Instructions for the task. Check each line of the records below and collect those holding "camp".

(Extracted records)
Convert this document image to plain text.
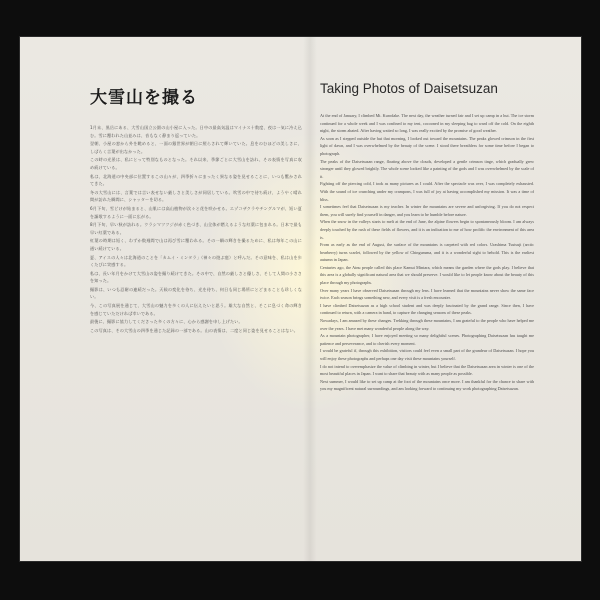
大雪山を撮る

1月末、黒岳にある、大雪山国立公園の山小屋に入った。日中の最高気温はマイナス十数度、夜は一気に冷え込む。雪に覆われた山並みは、音もなく静まり返っていた。

翌朝、小屋の窓から外を眺めると、一面の銀世界が朝日に照らされて輝いていた。息をのむほどの美しさに、しばらく言葉が出なかった。

この時の光景は、私にとって特別なものとなった。それ以来、季節ごとに大雪山を訪れ、その表情を写真に収め続けている。

私は、北海道の中央部に位置するこの山々が、四季折々にまったく異なる姿を見せることに、いつも驚かされてきた。

冬の大雪山には、言葉では言い表せない厳しさと美しさが同居している。吹雪の中で待ち続け、ようやく晴れ間が訪れた瞬間に、シャッターを切る。

6月下旬、雪どけが始まると、山肌には高山植物が次々と花を咲かせる。エゾコザクラやチングルマが、短い夏を謳歌するように一面に広がる。

8月下旬、早い秋が訪れる。ウラシマツツジが赤く色づき、山全体が燃えるような紅葉に包まれる。日本で最も早い紅葉である。

紅葉の時期は短く、わずか数週間で山は再び雪に覆われる。その一瞬の輝きを撮るために、私は毎年この山に通い続けている。

夏、アイスの人々は北海道のことを「カムイ・ミンタラ」（神々の遊ぶ庭）と呼んだ。その意味を、私は山を歩くたびに実感する。

私は、長い年月をかけて大雪山の姿を撮り続けてきた。その中で、自然の厳しさと優しさ、そして人間の小ささを知った。

撮影は、いつも忍耐の連続だった。天候の変化を待ち、光を待ち、何日も同じ場所にとどまることも珍しくない。

今、この写真展を通じて、大雪山の魅力を多くの人に伝えたいと思う。雄大な自然と、そこに息づく命の輝きを感じていただければ幸いである。

最後に、撮影に協力してくださった多くの方々に、心から感謝を申し上げたい。

この写真は、その大雪山の四季を通じた記録の一部である。山の表情は、二度と同じ姿を見せることはない。

Taking Photos of Daisetsuzan

At the end of January, I climbed Mt. Kurodake. The next day, the weather turned fair and I set up camp in a hut. The ice storm continued for a whole week and I was confined to my tent, cocooned in my sleeping bag to ward off the cold. On the eighth night, the storm abated. After having waited so long, I was really excited by the promise of good weather.

As soon as I stepped outside the hut that morning, I looked out toward the mountains. The peaks glowed crimson in the first light of dawn, and I was overwhelmed by the beauty of the scene. I stood there breathless for some time before I began to photograph.

The peaks of the Daisetsuzan range, floating above the clouds, developed a gentle crimson tinge, which gradually grew stronger until they glowed brightly. The whole scene looked like a painting of the gods and I was overwhelmed by the scale of it.

Fighting off the piercing cold, I took as many pictures as I could. After the spectacle was over, I was completely exhausted. With the sound of ice crunching under my crampons, I was full of joy at having accomplished my mission. It was a time of bliss.

I sometimes feel that Daisetsuzan is my teacher. In winter the mountains are severe and unforgiving. If you do not respect them, you will surely find yourself in danger, and you learn to be humble before nature.

When the snow in the valleys starts to melt at the end of June, the alpine flowers begin to spontaneously bloom. I am always deeply touched by the rush of these fields of flowers, and it is an indication to me of how prolific the environment of this area is.

From as early as the end of August, the surface of the mountains is carpeted with red colors. Urashima Tsutsuji (arctic bearberry) turns scarlet, followed by the yellow of Chinguruma, and it is a wonderful sight to behold. This is the earliest autumn in Japan.

Centuries ago, the Ainu people called this place Kamui Mintara, which means the garden where the gods play. I believe that this area is a globally significant natural area that we should preserve. I would like to let people know about the beauty of this place through my photographs.

Over many years I have observed Daisetsuzan through my lens. I have learned that the mountains never show the same face twice. Each season brings something new, and every visit is a fresh encounter.

I have climbed Daisetsuzan as a high school student and was deeply fascinated by the grand range. Since then, I have continued to return, with a camera in hand, to capture the changing seasons of these peaks.

Nowadays, I am amazed by these changes. Trekking through these mountains, I am grateful to the people who have helped me over the years. I have met many wonderful people along the way.

As a mountain photographer, I have enjoyed meeting so many delightful scenes. Photographing Daisetsuzan has taught me patience and perseverance, and to cherish every moment.

I would be grateful if, through this exhibition, visitors could feel even a small part of the grandeur of Daisetsuzan. I hope you will enjoy these photographs and perhaps one day visit these mountains yourself.

I do not intend to overemphasize the value of climbing in winter, but I believe that the Daisetsuzan area in winter is one of the most beautiful places in Japan. I want to share that beauty with as many people as possible.

Next summer, I would like to set up camp at the foot of the mountains once more. I am thankful for the chance to share with you my magnificent natural surroundings, and am looking forward to continuing my work photographing Daisetsuzan.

Written answer.
At the end of January, I climbed Mt. Kurodake. The next day, the weather turned fair and I set up camp in a hut. The ice storm continued for a whole week and I was confined to my tent, cocooned in my sleeping bag to ward off the cold. On the eighth night, the storm abated. After having waited so long, I was really excited by the promise of good weather.
Next summer, I would like to set up camp at the foot of the mountains once more. I am thankful for the chance to share with you my magnificent natural surroundings, and am looking forward to continuing my work photographing Daisetsuzan.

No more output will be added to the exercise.